Start of MATERIAL TO PROCESS
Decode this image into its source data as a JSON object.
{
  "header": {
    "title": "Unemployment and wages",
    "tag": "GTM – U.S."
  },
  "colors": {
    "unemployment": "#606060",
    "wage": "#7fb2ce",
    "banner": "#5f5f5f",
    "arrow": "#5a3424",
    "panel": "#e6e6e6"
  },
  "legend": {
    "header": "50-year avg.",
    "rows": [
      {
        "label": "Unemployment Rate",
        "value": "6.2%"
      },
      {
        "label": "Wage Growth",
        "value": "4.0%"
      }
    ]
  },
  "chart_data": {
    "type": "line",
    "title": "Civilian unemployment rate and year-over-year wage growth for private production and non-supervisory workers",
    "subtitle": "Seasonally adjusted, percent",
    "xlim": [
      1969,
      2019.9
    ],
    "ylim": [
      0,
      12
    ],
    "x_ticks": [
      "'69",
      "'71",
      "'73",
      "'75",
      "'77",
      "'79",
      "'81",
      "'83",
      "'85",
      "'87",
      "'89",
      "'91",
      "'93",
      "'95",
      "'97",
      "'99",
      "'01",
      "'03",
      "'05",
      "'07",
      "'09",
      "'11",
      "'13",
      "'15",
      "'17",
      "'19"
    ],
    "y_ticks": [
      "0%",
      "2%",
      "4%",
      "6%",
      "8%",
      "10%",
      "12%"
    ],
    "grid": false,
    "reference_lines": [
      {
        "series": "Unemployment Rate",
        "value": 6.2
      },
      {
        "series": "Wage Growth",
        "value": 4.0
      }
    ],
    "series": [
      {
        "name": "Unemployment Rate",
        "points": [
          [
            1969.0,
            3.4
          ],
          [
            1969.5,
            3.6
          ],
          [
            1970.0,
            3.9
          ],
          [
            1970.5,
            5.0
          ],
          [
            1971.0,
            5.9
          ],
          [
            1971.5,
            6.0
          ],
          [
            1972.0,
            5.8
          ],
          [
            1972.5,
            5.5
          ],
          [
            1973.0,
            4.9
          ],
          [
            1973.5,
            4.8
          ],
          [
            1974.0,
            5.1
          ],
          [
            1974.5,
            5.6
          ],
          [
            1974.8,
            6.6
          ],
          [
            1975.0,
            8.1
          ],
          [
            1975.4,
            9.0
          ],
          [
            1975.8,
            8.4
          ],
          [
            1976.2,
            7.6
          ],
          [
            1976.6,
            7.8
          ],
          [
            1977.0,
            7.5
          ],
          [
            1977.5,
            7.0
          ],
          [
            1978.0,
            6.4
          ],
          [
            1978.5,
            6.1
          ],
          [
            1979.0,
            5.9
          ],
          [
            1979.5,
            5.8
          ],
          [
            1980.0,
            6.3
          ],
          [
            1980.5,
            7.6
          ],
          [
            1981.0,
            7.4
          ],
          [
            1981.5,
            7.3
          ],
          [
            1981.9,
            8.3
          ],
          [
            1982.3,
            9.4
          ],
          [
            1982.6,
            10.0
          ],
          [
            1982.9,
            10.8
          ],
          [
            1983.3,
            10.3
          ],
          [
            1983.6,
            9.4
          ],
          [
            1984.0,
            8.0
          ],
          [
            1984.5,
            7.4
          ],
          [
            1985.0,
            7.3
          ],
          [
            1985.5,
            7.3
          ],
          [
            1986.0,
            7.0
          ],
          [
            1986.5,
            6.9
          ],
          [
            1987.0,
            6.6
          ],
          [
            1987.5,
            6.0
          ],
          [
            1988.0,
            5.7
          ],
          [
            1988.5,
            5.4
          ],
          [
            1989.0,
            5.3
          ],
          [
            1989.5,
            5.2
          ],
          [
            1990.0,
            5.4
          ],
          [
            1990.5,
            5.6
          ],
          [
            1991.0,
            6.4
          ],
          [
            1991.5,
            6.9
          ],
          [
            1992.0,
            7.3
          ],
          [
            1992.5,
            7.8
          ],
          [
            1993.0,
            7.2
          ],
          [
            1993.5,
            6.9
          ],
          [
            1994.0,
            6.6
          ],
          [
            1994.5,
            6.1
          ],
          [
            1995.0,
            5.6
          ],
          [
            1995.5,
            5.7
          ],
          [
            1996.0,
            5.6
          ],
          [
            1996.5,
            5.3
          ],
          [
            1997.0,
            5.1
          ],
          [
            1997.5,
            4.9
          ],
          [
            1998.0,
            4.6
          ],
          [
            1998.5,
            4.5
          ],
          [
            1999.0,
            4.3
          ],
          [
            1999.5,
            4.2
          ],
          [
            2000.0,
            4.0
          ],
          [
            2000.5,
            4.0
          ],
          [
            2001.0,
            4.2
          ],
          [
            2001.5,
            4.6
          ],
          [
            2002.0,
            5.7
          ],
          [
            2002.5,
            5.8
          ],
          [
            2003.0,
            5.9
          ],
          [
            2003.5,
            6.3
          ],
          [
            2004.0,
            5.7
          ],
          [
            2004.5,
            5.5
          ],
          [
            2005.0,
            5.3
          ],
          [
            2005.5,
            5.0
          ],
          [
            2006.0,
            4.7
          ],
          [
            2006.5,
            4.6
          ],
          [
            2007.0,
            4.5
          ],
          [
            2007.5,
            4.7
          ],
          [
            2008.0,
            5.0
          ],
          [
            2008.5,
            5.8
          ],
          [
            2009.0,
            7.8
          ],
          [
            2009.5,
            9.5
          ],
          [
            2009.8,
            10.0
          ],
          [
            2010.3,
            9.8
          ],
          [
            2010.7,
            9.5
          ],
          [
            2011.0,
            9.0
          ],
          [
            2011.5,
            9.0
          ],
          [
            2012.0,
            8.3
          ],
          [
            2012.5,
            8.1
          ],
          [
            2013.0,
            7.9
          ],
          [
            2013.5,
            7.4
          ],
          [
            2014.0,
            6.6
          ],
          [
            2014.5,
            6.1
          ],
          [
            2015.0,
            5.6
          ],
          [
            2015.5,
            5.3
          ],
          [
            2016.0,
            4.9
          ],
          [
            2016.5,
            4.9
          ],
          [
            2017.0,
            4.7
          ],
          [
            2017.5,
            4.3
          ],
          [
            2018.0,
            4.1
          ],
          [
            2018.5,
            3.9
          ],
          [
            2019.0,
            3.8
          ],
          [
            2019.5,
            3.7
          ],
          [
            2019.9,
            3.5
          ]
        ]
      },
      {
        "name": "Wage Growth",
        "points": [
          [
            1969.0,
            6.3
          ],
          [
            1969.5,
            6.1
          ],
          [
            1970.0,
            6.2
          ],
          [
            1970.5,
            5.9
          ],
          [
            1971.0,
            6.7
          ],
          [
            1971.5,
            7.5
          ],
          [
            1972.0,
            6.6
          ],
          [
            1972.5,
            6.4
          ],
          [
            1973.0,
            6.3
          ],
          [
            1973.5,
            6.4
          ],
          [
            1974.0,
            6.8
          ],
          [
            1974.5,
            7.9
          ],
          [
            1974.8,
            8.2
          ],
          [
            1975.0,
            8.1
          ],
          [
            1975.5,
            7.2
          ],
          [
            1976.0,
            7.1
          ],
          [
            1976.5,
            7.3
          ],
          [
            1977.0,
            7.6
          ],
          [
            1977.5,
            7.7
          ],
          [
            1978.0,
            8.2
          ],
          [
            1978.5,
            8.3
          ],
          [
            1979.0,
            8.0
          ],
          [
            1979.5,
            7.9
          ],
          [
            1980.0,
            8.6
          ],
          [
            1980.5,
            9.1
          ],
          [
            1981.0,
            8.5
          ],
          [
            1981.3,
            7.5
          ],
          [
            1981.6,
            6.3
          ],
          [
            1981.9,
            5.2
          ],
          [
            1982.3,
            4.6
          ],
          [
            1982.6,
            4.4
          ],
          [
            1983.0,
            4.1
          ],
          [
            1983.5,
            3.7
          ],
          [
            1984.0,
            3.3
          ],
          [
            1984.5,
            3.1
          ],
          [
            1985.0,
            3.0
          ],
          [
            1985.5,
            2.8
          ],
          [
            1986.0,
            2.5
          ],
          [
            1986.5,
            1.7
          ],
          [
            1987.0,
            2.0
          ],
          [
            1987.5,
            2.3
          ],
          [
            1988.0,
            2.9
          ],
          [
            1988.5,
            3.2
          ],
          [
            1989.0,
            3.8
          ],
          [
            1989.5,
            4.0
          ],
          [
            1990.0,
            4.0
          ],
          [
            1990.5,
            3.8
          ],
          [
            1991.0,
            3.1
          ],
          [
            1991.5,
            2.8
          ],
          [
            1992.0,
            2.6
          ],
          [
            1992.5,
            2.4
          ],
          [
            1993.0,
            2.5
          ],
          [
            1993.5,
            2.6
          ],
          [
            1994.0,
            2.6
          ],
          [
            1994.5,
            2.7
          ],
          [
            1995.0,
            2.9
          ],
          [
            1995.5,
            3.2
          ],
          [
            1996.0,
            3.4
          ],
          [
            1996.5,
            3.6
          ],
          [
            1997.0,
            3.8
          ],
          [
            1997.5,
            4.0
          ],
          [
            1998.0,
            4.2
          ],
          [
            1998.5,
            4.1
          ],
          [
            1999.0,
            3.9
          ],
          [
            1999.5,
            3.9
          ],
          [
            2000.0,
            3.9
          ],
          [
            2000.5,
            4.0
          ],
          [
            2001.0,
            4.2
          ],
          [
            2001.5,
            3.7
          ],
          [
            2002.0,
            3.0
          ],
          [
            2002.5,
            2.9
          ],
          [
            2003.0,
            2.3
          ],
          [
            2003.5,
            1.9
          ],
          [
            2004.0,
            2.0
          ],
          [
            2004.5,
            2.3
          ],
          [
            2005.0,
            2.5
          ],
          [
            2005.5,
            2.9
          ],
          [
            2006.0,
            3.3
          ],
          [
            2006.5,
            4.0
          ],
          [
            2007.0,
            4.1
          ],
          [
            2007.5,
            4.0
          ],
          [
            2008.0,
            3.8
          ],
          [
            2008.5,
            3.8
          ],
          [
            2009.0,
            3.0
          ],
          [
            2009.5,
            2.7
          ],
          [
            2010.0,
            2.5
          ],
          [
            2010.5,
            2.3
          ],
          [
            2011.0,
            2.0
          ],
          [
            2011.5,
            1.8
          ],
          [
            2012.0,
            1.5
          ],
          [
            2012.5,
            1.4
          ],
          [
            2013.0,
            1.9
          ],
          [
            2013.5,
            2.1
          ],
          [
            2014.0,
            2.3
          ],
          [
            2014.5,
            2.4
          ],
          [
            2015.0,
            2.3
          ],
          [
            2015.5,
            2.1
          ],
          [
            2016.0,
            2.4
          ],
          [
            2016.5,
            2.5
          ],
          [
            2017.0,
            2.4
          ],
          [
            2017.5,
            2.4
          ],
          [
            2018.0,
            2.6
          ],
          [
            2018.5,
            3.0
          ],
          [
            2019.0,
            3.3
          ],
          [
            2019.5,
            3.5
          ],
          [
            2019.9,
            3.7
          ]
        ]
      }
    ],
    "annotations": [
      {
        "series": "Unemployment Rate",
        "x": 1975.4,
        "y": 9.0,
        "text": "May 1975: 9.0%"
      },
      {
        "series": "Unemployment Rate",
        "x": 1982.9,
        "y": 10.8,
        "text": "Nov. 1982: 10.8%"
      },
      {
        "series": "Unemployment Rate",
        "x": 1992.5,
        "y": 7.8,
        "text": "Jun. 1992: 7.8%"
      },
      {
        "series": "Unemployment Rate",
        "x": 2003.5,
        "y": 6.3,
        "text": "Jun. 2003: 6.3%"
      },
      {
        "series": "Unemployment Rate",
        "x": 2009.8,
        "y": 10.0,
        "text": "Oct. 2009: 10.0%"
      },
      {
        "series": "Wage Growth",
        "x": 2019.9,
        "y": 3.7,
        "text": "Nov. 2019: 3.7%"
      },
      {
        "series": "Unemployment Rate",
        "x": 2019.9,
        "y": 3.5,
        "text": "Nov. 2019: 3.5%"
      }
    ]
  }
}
End of MATERIAL TO PROCESS
GIVEN REQUEST:
State the number of lines in these entries that include the string "year". Provide nothing beyond that number.

SOLUTION FOR THIS PROBLEM:
2